= TEXT =
Chill-Out-Pavillon / 28. Oktober 2013

Steine legen und loslegen

Und weiter gehts…die Bautage gingen voran, wir schufteten bei Sonne und Regen und konnten endlich unsere Steinplatten verlegen um unsere Basis zu vollenden. Nach anfänglichen Startschweirigkeiten dabei, mussten wir uns leider eingestehen, dass das Feststampfen der Erde, des Mineralgemisches und des Sandes mit Darüberverlegen von unseren Platten nicht so funktionierte, wie wir uns das vorstellten. Die Platten zum Verlegen hatten wir uns derweil ja von Einwohnern der Ortschaft zusammengeholt, welche diese als Kleinstspenden an uns abgaben. Vielen Dank daher auch nochmal an die Einwohner und Nachbarn! 🙂

Als unsere Platten dann nun nicht in Waage bekamen und sich so verlegen ließen, wie wir wollten, ließen wir erstmal die Köpfe hängen. Was nun? Was tun? Kurzerhand kam die Idee ein befreundetes Straßenbauunternehmen anzufragen, ob diese uns mit Rat und Tat zur Seite stehen könnten. Gesagt, getan und juhu….uns wurde eine positive Rückmeldung gegeben. An einem Dienstagabend dann kurz bevor es dunkel wurde, kam dann Stefan Koch vom „Strassen- und Tiefbau Stefan Koch“ aus Dresden Niederwartha und ging uns tatkräftig mit dem richtigen Werkzeug und Männerkraft 🙂 zur Hand. Relativ zügig ging der Bau dann voran und innerhalb des Einbruchs der Dunkelheit war die komplette Fläche im Scheinwerferlicht gestempelt, abgezogen (in Waage und glatt gezogen) und mit Platten, die zurecht gesägt wurden, verlegt. Toll. Nun wurde noch fleißig mit Sand die Fugen verputzt und fertig war unser Pavillon-Boden …toll!!! Vielen Dank allen Helfern dafür!

So sah es ohne die professionelle Unterstützung aus…

und so danach 🙂

Fleissig, wie wir waren, machten wir auch sofort weiter, wollten wir doch noch dieses Jahr unseren Pavillon nutzen …also ran ans Werk.

Gespeicherte Einträge
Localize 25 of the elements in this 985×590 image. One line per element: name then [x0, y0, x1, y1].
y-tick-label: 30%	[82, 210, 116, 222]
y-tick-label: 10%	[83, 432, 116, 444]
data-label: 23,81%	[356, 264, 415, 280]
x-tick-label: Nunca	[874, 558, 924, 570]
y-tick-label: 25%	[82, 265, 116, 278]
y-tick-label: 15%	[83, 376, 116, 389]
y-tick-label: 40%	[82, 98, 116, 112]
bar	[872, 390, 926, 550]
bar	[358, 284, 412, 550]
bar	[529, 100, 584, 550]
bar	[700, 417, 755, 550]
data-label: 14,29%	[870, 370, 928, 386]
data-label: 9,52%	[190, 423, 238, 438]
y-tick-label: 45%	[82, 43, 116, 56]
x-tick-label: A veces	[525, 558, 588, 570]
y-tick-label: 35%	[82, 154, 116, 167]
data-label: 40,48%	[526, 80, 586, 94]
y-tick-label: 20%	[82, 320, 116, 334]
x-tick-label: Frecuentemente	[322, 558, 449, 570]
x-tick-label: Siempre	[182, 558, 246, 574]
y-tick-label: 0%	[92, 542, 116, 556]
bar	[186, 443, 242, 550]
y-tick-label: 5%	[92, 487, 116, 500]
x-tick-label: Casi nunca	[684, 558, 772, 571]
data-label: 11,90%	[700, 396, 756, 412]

= AUFGABENSTELLUNG =
a – Woher stammten laut dem Text über den Pavillonboden die verlegten Steinplatten?
b – Tausche im Text über den Pavillonboden "professionelle Unterstützung" gegen "fachkundige Hilfe" und schreib den Abschnitt von "So sah es ohne" bis "ran ans Werk." mit dieser Änderung neu.

= ANTWORTEN NACHEINANDER =
a – Einwohner der Ortschaft hatten die Platten als Kleinstspenden abgegeben.

b –
So sah es ohne die fachkundige Hilfe aus…

und so danach 🙂

Fleissig, wie wir waren, machten wir auch sofort weiter, wollten wir doch noch dieses Jahr unseren Pavillon nutzen …also ran ans Werk.